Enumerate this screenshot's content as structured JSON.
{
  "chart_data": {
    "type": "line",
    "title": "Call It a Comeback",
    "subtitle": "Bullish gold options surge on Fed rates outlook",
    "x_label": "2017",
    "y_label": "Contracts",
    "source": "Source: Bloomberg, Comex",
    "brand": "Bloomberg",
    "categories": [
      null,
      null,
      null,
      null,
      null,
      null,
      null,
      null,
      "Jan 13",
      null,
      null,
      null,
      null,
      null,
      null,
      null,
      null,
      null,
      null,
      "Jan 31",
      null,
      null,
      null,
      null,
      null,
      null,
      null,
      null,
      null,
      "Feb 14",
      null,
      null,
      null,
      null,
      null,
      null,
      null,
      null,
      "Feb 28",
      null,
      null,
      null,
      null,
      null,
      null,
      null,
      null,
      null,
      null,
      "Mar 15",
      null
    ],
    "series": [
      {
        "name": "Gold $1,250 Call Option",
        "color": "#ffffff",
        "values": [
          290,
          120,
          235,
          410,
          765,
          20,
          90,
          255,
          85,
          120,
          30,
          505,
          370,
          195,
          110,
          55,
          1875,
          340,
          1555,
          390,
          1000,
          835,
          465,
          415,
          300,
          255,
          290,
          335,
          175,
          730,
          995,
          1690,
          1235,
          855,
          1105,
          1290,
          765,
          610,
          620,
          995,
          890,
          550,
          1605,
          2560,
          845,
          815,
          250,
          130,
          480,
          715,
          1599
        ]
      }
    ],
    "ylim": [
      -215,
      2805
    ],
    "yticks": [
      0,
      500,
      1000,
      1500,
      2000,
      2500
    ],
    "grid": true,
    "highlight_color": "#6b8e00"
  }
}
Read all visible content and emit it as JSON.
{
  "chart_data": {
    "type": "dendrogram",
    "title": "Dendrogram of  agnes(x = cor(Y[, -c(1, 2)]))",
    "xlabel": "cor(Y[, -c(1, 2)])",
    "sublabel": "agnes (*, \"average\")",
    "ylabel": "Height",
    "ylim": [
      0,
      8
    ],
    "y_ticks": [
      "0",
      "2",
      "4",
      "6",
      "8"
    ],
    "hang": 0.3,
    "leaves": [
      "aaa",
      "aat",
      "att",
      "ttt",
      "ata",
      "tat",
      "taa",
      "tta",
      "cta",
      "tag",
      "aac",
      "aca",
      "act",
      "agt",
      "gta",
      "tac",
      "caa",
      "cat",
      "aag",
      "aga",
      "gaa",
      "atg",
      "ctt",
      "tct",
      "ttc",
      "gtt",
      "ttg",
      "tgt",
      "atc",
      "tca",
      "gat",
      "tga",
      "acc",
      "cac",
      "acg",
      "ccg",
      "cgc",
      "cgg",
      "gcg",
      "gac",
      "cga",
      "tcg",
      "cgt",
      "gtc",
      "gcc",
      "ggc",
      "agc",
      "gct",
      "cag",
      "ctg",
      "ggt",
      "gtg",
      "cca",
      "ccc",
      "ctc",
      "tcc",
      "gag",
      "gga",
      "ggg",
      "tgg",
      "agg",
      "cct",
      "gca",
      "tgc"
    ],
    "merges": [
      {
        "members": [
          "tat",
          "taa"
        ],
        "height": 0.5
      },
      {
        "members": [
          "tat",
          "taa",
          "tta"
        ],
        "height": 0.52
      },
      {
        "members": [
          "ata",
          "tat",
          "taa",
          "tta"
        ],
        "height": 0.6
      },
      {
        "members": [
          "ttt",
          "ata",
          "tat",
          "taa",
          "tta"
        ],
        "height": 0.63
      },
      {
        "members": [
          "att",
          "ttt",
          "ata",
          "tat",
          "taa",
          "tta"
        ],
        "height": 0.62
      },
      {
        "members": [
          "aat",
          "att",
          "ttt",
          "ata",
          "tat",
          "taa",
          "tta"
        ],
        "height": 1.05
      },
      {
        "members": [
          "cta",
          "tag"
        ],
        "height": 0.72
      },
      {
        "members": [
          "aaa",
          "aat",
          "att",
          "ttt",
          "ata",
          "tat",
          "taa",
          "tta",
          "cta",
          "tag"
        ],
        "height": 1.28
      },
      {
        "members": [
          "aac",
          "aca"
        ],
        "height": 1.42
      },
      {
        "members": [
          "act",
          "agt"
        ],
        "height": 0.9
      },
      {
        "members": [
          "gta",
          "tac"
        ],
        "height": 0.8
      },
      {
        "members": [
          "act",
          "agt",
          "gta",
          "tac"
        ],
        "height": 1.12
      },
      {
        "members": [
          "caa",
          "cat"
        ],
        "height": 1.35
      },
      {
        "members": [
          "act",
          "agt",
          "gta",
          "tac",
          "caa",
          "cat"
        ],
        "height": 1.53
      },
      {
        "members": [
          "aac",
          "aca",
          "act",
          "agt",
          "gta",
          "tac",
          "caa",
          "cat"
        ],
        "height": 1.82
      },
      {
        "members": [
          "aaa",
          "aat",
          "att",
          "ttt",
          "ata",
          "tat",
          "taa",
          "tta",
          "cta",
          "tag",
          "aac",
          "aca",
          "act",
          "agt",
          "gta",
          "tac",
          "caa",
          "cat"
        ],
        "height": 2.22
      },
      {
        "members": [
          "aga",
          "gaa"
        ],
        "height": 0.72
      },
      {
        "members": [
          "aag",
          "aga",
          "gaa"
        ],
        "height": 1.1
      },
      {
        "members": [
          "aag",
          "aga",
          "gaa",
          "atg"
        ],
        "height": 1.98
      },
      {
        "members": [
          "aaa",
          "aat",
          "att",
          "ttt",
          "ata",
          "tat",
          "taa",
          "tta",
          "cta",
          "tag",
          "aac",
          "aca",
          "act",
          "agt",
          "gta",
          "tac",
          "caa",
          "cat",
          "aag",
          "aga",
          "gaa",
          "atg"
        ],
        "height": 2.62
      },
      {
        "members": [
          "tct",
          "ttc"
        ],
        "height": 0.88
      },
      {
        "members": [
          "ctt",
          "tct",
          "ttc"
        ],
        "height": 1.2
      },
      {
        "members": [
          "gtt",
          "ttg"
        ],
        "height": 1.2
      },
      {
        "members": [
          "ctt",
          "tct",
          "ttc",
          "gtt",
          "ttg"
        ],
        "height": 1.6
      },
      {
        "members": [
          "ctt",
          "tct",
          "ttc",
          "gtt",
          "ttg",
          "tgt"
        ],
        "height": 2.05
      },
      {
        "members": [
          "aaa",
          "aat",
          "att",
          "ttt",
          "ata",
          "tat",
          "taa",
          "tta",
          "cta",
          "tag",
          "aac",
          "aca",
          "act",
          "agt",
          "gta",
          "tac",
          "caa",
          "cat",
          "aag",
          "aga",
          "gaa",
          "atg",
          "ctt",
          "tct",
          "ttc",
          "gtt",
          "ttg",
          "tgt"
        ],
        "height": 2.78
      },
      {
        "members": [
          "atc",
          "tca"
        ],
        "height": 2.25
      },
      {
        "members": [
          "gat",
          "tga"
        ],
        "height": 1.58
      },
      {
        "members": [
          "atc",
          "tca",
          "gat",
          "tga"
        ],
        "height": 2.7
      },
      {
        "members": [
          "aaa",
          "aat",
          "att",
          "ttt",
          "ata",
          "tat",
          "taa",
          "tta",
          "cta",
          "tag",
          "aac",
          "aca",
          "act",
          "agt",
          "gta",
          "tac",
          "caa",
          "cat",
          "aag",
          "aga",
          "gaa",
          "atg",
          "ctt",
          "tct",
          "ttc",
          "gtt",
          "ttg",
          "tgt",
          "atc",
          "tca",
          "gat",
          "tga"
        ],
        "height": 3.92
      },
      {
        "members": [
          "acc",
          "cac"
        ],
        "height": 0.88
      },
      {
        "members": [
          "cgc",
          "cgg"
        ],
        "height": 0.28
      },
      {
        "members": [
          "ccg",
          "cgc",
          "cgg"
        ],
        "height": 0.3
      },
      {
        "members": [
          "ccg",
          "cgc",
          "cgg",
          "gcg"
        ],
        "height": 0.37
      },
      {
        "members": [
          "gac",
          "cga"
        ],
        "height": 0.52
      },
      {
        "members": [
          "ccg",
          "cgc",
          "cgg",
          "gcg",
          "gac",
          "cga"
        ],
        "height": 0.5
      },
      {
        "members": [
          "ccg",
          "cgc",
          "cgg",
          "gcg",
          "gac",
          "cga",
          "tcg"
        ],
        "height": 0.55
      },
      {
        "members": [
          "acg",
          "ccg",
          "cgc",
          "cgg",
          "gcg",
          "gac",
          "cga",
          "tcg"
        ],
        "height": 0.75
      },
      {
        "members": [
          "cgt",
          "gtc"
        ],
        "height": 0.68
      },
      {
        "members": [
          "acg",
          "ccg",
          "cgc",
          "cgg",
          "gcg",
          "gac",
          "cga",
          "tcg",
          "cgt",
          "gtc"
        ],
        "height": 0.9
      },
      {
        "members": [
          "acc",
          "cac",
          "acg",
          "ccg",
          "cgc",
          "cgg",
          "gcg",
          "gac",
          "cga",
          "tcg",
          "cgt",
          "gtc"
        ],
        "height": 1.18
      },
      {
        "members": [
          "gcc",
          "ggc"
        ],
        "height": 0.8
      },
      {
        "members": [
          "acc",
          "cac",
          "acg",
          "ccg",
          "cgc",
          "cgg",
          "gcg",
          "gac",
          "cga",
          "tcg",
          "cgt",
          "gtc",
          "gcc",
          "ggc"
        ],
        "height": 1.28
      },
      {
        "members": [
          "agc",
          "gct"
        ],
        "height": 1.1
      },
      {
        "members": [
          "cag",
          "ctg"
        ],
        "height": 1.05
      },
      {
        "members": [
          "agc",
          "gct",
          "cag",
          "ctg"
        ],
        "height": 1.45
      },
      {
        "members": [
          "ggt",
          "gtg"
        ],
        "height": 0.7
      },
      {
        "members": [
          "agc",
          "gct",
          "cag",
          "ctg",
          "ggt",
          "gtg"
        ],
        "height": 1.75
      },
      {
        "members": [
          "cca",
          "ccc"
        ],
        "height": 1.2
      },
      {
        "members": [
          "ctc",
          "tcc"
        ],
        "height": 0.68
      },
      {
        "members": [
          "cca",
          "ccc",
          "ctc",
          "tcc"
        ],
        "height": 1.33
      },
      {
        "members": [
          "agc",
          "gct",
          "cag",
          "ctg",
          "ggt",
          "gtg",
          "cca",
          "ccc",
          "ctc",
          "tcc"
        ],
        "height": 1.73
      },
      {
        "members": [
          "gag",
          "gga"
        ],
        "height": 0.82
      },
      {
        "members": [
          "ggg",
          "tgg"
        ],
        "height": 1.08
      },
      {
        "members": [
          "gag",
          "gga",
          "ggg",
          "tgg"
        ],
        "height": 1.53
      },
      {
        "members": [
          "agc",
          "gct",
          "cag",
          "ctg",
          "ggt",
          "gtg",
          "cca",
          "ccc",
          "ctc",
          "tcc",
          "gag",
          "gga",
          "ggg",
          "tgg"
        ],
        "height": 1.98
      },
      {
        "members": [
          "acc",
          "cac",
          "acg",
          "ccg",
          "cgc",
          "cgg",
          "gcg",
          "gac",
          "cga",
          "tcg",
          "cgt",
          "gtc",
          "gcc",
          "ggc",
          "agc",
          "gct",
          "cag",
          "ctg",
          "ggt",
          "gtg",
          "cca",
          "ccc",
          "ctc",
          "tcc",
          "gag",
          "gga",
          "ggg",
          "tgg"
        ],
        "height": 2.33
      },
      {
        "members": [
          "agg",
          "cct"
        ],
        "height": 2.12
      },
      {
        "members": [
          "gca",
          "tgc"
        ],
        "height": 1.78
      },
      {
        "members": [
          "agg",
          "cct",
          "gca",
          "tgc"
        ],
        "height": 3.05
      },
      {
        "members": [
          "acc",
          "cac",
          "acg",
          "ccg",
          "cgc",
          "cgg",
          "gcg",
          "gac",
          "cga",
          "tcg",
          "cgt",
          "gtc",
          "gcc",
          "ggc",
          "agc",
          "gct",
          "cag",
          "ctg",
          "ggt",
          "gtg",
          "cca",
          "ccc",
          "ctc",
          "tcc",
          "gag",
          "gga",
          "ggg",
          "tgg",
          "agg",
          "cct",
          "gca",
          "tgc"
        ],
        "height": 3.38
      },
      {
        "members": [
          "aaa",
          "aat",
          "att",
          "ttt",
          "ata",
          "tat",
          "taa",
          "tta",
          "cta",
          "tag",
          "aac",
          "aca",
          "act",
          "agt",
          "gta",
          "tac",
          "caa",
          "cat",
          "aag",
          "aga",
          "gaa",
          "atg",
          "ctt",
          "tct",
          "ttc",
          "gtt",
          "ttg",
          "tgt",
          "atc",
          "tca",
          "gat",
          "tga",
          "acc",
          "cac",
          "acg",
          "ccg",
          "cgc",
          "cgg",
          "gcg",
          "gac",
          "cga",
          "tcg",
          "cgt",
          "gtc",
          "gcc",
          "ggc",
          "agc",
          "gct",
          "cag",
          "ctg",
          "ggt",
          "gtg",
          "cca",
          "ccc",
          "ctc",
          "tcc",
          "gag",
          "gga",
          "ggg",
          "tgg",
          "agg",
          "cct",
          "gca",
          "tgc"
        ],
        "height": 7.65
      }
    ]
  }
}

+++

■ Goal ■
Gather and return every line that holds the string "agnes".

■ Solution for this task ■
    "title": "Dendrogram of  agnes(x = cor(Y[, -c(1, 2)]))",
    "sublabel": "agnes (*, \"average\")",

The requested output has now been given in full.